Data entries
▼▼▼

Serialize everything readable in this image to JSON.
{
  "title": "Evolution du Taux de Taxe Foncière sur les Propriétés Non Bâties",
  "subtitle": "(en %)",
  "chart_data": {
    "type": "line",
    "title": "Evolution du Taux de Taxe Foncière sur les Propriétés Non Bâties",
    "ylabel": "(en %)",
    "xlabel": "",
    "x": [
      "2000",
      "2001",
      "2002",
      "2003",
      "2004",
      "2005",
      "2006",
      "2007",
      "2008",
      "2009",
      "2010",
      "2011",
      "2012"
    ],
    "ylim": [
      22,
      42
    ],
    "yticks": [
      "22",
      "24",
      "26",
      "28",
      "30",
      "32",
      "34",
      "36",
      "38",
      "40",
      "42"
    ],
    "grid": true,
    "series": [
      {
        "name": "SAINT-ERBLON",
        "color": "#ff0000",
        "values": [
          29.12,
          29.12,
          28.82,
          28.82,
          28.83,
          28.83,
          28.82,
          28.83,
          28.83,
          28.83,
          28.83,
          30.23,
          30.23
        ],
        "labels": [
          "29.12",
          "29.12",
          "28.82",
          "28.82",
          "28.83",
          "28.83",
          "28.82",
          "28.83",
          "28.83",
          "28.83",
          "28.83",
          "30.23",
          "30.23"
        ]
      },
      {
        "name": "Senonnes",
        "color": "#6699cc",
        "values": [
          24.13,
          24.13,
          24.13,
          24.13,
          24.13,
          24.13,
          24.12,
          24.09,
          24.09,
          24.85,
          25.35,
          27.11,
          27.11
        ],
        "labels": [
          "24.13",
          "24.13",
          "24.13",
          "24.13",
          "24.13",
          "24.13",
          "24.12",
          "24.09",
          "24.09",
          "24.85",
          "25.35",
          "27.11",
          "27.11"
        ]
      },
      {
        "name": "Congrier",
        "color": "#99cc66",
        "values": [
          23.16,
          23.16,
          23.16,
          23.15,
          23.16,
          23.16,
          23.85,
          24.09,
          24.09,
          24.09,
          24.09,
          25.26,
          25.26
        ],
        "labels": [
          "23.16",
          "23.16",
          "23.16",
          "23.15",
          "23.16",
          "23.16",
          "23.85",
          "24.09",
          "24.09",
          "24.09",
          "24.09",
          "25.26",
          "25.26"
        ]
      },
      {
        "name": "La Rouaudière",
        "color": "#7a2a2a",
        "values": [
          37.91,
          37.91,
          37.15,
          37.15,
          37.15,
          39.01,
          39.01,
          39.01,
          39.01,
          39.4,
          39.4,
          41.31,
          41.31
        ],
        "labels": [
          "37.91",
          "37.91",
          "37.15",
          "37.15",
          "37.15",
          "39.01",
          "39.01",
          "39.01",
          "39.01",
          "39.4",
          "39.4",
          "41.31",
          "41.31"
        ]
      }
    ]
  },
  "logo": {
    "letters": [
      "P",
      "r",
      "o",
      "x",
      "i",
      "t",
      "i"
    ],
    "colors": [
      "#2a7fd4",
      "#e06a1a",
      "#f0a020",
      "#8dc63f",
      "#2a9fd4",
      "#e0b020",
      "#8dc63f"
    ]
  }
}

▲▲▲

Given exercise
Extract the listing in its entirety and repeat it exactly.

Full output
Serialize everything readable in this image to JSON.
{
  "title": "Evolution du Taux de Taxe Foncière sur les Propriétés Non Bâties",
  "subtitle": "(en %)",
  "chart_data": {
    "type": "line",
    "title": "Evolution du Taux de Taxe Foncière sur les Propriétés Non Bâties",
    "ylabel": "(en %)",
    "xlabel": "",
    "x": [
      "2000",
      "2001",
      "2002",
      "2003",
      "2004",
      "2005",
      "2006",
      "2007",
      "2008",
      "2009",
      "2010",
      "2011",
      "2012"
    ],
    "ylim": [
      22,
      42
    ],
    "yticks": [
      "22",
      "24",
      "26",
      "28",
      "30",
      "32",
      "34",
      "36",
      "38",
      "40",
      "42"
    ],
    "grid": true,
    "series": [
      {
        "name": "SAINT-ERBLON",
        "color": "#ff0000",
        "values": [
          29.12,
          29.12,
          28.82,
          28.82,
          28.83,
          28.83,
          28.82,
          28.83,
          28.83,
          28.83,
          28.83,
          30.23,
          30.23
        ],
        "labels": [
          "29.12",
          "29.12",
          "28.82",
          "28.82",
          "28.83",
          "28.83",
          "28.82",
          "28.83",
          "28.83",
          "28.83",
          "28.83",
          "30.23",
          "30.23"
        ]
      },
      {
        "name": "Senonnes",
        "color": "#6699cc",
        "values": [
          24.13,
          24.13,
          24.13,
          24.13,
          24.13,
          24.13,
          24.12,
          24.09,
          24.09,
          24.85,
          25.35,
          27.11,
          27.11
        ],
        "labels": [
          "24.13",
          "24.13",
          "24.13",
          "24.13",
          "24.13",
          "24.13",
          "24.12",
          "24.09",
          "24.09",
          "24.85",
          "25.35",
          "27.11",
          "27.11"
        ]
      },
      {
        "name": "Congrier",
        "color": "#99cc66",
        "values": [
          23.16,
          23.16,
          23.16,
          23.15,
          23.16,
          23.16,
          23.85,
          24.09,
          24.09,
          24.09,
          24.09,
          25.26,
          25.26
        ],
        "labels": [
          "23.16",
          "23.16",
          "23.16",
          "23.15",
          "23.16",
          "23.16",
          "23.85",
          "24.09",
          "24.09",
          "24.09",
          "24.09",
          "25.26",
          "25.26"
        ]
      },
      {
        "name": "La Rouaudière",
        "color": "#7a2a2a",
        "values": [
          37.91,
          37.91,
          37.15,
          37.15,
          37.15,
          39.01,
          39.01,
          39.01,
          39.01,
          39.4,
          39.4,
          41.31,
          41.31
        ],
        "labels": [
          "37.91",
          "37.91",
          "37.15",
          "37.15",
          "37.15",
          "39.01",
          "39.01",
          "39.01",
          "39.01",
          "39.4",
          "39.4",
          "41.31",
          "41.31"
        ]
      }
    ]
  },
  "logo": {
    "letters": [
      "P",
      "r",
      "o",
      "x",
      "i",
      "t",
      "i"
    ],
    "colors": [
      "#2a7fd4",
      "#e06a1a",
      "#f0a020",
      "#8dc63f",
      "#2a9fd4",
      "#e0b020",
      "#8dc63f"
    ]
  }
}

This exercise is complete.